Data records:
.....
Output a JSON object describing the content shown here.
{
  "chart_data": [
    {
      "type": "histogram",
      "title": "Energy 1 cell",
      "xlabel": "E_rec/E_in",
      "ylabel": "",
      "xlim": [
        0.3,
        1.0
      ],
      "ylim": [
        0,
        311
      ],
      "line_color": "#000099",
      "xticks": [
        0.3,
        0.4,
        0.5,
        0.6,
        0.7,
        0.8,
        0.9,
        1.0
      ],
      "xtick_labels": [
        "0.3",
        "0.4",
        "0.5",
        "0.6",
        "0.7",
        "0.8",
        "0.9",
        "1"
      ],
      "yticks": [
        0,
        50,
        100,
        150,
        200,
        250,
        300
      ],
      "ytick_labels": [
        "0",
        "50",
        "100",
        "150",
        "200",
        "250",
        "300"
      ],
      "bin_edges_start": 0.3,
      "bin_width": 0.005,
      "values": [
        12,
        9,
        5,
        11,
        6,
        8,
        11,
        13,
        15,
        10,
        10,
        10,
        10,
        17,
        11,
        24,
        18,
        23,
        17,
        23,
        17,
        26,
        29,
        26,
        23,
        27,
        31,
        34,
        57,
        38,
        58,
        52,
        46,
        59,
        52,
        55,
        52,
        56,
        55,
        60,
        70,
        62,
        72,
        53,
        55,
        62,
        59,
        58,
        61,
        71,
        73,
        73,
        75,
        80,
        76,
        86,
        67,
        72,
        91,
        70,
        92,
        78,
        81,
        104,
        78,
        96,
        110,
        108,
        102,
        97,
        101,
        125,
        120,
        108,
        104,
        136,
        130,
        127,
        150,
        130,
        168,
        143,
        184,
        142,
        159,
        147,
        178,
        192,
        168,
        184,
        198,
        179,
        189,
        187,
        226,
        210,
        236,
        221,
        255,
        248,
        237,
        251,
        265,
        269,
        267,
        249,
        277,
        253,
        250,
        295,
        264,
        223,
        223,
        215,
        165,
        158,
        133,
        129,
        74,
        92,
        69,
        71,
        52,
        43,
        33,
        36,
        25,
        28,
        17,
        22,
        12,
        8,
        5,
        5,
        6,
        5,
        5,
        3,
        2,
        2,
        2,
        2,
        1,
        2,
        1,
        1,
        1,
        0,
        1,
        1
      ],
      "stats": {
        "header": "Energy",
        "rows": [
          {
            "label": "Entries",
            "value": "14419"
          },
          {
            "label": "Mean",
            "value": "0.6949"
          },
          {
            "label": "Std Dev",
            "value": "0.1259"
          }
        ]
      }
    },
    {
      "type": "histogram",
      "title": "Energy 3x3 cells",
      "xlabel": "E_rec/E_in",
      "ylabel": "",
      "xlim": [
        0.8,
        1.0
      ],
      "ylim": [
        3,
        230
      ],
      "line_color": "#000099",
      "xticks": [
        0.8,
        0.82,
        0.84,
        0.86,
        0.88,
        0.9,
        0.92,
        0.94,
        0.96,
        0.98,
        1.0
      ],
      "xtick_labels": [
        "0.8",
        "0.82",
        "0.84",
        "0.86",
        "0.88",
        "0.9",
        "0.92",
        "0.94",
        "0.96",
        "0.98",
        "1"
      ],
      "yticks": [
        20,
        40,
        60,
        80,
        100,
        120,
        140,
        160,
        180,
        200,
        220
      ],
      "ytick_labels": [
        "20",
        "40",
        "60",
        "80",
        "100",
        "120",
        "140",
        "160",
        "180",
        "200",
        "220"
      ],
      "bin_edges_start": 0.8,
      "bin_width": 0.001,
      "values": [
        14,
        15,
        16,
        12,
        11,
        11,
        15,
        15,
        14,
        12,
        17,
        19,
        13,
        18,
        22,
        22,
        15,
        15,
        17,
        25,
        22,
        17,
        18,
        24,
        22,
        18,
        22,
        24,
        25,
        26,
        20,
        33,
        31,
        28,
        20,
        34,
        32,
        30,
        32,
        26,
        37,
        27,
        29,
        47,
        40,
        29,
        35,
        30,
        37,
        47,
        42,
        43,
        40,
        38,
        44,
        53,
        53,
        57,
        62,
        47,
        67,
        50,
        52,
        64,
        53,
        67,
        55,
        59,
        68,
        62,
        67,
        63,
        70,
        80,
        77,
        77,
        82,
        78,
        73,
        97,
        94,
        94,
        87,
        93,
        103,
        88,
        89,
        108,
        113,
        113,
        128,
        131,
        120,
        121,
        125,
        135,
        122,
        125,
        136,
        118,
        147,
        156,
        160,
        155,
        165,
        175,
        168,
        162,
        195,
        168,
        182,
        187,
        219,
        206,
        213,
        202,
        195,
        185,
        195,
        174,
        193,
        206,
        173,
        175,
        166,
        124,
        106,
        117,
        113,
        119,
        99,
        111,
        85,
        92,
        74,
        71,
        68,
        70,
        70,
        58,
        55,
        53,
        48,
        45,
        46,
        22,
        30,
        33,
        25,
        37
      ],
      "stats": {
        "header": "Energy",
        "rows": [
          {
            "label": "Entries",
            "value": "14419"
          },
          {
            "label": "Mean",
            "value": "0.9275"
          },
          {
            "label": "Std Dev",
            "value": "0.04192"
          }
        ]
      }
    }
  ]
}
.....
• Problem requirements:
In full and without error, transcribe each of the entries.

• Solution to this problem:
Output a JSON object describing the content shown here.
{
  "chart_data": [
    {
      "type": "histogram",
      "title": "Energy 1 cell",
      "xlabel": "E_rec/E_in",
      "ylabel": "",
      "xlim": [
        0.3,
        1.0
      ],
      "ylim": [
        0,
        311
      ],
      "line_color": "#000099",
      "xticks": [
        0.3,
        0.4,
        0.5,
        0.6,
        0.7,
        0.8,
        0.9,
        1.0
      ],
      "xtick_labels": [
        "0.3",
        "0.4",
        "0.5",
        "0.6",
        "0.7",
        "0.8",
        "0.9",
        "1"
      ],
      "yticks": [
        0,
        50,
        100,
        150,
        200,
        250,
        300
      ],
      "ytick_labels": [
        "0",
        "50",
        "100",
        "150",
        "200",
        "250",
        "300"
      ],
      "bin_edges_start": 0.3,
      "bin_width": 0.005,
      "values": [
        12,
        9,
        5,
        11,
        6,
        8,
        11,
        13,
        15,
        10,
        10,
        10,
        10,
        17,
        11,
        24,
        18,
        23,
        17,
        23,
        17,
        26,
        29,
        26,
        23,
        27,
        31,
        34,
        57,
        38,
        58,
        52,
        46,
        59,
        52,
        55,
        52,
        56,
        55,
        60,
        70,
        62,
        72,
        53,
        55,
        62,
        59,
        58,
        61,
        71,
        73,
        73,
        75,
        80,
        76,
        86,
        67,
        72,
        91,
        70,
        92,
        78,
        81,
        104,
        78,
        96,
        110,
        108,
        102,
        97,
        101,
        125,
        120,
        108,
        104,
        136,
        130,
        127,
        150,
        130,
        168,
        143,
        184,
        142,
        159,
        147,
        178,
        192,
        168,
        184,
        198,
        179,
        189,
        187,
        226,
        210,
        236,
        221,
        255,
        248,
        237,
        251,
        265,
        269,
        267,
        249,
        277,
        253,
        250,
        295,
        264,
        223,
        223,
        215,
        165,
        158,
        133,
        129,
        74,
        92,
        69,
        71,
        52,
        43,
        33,
        36,
        25,
        28,
        17,
        22,
        12,
        8,
        5,
        5,
        6,
        5,
        5,
        3,
        2,
        2,
        2,
        2,
        1,
        2,
        1,
        1,
        1,
        0,
        1,
        1
      ],
      "stats": {
        "header": "Energy",
        "rows": [
          {
            "label": "Entries",
            "value": "14419"
          },
          {
            "label": "Mean",
            "value": "0.6949"
          },
          {
            "label": "Std Dev",
            "value": "0.1259"
          }
        ]
      }
    },
    {
      "type": "histogram",
      "title": "Energy 3x3 cells",
      "xlabel": "E_rec/E_in",
      "ylabel": "",
      "xlim": [
        0.8,
        1.0
      ],
      "ylim": [
        3,
        230
      ],
      "line_color": "#000099",
      "xticks": [
        0.8,
        0.82,
        0.84,
        0.86,
        0.88,
        0.9,
        0.92,
        0.94,
        0.96,
        0.98,
        1.0
      ],
      "xtick_labels": [
        "0.8",
        "0.82",
        "0.84",
        "0.86",
        "0.88",
        "0.9",
        "0.92",
        "0.94",
        "0.96",
        "0.98",
        "1"
      ],
      "yticks": [
        20,
        40,
        60,
        80,
        100,
        120,
        140,
        160,
        180,
        200,
        220
      ],
      "ytick_labels": [
        "20",
        "40",
        "60",
        "80",
        "100",
        "120",
        "140",
        "160",
        "180",
        "200",
        "220"
      ],
      "bin_edges_start": 0.8,
      "bin_width": 0.001,
      "values": [
        14,
        15,
        16,
        12,
        11,
        11,
        15,
        15,
        14,
        12,
        17,
        19,
        13,
        18,
        22,
        22,
        15,
        15,
        17,
        25,
        22,
        17,
        18,
        24,
        22,
        18,
        22,
        24,
        25,
        26,
        20,
        33,
        31,
        28,
        20,
        34,
        32,
        30,
        32,
        26,
        37,
        27,
        29,
        47,
        40,
        29,
        35,
        30,
        37,
        47,
        42,
        43,
        40,
        38,
        44,
        53,
        53,
        57,
        62,
        47,
        67,
        50,
        52,
        64,
        53,
        67,
        55,
        59,
        68,
        62,
        67,
        63,
        70,
        80,
        77,
        77,
        82,
        78,
        73,
        97,
        94,
        94,
        87,
        93,
        103,
        88,
        89,
        108,
        113,
        113,
        128,
        131,
        120,
        121,
        125,
        135,
        122,
        125,
        136,
        118,
        147,
        156,
        160,
        155,
        165,
        175,
        168,
        162,
        195,
        168,
        182,
        187,
        219,
        206,
        213,
        202,
        195,
        185,
        195,
        174,
        193,
        206,
        173,
        175,
        166,
        124,
        106,
        117,
        113,
        119,
        99,
        111,
        85,
        92,
        74,
        71,
        68,
        70,
        70,
        58,
        55,
        53,
        48,
        45,
        46,
        22,
        30,
        33,
        25,
        37
      ],
      "stats": {
        "header": "Energy",
        "rows": [
          {
            "label": "Entries",
            "value": "14419"
          },
          {
            "label": "Mean",
            "value": "0.9275"
          },
          {
            "label": "Std Dev",
            "value": "0.04192"
          }
        ]
      }
    }
  ]
}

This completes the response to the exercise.